▶ [AIM OF THE EXERCISE] Count how many lines have the word "Move" in them. Reply with that number by itself.
-- BEGIN --
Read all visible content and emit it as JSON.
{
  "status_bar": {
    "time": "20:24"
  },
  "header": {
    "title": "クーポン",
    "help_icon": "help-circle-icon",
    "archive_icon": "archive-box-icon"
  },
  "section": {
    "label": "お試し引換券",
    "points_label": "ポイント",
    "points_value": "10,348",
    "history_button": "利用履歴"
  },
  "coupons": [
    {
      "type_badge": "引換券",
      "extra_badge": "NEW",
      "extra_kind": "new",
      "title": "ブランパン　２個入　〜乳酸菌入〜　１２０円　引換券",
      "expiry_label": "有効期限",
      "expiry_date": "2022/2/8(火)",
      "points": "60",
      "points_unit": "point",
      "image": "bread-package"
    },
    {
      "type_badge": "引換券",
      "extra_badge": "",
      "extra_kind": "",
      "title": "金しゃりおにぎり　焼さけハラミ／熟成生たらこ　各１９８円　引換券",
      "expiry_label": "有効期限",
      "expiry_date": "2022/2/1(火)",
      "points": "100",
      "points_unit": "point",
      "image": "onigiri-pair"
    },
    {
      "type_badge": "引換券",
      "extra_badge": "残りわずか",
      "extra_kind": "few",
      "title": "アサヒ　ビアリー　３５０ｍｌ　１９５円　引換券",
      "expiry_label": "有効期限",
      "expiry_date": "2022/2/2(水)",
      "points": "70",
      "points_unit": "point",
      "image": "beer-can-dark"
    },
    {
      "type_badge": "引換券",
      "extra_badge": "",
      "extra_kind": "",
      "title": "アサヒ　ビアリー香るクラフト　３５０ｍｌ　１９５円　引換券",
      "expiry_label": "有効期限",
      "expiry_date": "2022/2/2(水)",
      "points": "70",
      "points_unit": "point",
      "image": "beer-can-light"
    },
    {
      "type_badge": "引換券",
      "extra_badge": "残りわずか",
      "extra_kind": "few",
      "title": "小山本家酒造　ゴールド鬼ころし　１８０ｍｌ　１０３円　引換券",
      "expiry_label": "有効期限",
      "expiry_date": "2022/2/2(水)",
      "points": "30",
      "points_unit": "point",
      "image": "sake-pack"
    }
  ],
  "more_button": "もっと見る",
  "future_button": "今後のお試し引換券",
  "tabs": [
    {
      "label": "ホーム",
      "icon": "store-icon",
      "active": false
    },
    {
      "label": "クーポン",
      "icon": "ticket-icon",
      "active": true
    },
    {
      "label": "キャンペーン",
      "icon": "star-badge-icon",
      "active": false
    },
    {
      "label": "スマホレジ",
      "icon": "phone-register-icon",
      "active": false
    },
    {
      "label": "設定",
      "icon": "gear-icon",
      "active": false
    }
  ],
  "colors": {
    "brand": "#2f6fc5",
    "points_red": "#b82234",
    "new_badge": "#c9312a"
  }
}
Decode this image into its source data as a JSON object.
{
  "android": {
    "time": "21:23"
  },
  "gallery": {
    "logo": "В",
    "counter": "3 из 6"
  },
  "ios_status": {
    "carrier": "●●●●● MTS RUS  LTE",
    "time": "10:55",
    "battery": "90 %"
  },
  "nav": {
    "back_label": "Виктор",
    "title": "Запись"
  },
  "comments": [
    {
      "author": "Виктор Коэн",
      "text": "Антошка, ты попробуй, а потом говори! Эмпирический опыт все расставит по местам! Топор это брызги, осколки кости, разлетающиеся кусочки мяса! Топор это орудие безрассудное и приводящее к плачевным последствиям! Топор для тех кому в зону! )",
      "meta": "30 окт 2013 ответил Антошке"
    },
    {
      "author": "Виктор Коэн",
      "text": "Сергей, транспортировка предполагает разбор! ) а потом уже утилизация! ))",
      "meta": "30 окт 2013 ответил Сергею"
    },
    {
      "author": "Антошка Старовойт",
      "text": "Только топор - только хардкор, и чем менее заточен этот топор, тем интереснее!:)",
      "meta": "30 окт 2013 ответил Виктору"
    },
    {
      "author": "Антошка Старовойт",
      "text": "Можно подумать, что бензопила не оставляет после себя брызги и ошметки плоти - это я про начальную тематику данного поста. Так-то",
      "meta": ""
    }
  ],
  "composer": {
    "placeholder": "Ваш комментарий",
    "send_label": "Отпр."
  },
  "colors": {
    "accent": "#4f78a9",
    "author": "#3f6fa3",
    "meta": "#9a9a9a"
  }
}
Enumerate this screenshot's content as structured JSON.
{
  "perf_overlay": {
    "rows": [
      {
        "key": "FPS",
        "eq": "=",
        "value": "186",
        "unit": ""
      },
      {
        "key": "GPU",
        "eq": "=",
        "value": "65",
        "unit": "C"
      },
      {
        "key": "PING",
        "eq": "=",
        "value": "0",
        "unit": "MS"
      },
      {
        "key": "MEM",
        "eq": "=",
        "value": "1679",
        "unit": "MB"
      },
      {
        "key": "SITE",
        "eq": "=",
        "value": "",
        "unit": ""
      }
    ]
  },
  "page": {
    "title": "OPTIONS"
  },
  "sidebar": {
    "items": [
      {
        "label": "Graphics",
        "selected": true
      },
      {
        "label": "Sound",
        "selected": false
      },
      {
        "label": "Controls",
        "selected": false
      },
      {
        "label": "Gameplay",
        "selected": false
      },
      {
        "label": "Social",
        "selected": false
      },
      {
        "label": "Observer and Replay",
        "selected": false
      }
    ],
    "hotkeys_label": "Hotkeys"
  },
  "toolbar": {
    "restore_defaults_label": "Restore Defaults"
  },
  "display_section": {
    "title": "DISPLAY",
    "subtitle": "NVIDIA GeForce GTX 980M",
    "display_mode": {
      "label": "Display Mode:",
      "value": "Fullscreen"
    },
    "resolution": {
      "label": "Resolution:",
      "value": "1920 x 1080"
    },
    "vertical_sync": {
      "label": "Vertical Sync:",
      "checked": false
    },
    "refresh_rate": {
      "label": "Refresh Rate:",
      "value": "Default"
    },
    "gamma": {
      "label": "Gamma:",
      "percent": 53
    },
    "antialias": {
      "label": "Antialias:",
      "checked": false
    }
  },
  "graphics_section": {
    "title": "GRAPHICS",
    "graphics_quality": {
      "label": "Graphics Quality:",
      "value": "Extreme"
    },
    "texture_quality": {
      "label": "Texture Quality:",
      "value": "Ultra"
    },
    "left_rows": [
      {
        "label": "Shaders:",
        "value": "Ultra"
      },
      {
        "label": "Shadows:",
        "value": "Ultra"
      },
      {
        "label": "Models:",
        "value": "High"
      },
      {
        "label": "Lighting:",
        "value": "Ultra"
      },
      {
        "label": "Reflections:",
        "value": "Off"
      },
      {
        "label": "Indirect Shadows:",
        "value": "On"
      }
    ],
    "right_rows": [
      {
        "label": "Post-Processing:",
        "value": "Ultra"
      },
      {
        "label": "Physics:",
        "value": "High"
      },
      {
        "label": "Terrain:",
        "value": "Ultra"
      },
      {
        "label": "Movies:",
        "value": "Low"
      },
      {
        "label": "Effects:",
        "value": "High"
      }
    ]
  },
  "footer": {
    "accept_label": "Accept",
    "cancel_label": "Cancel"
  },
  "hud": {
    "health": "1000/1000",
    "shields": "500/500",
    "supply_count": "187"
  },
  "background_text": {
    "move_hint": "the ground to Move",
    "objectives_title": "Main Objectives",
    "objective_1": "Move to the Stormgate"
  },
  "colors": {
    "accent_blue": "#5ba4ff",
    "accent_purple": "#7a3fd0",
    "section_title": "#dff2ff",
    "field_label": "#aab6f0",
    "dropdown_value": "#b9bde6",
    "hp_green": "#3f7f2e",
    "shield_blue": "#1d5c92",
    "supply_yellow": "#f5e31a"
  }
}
-- END --
▶ [PROBLEM SOLUTION] 2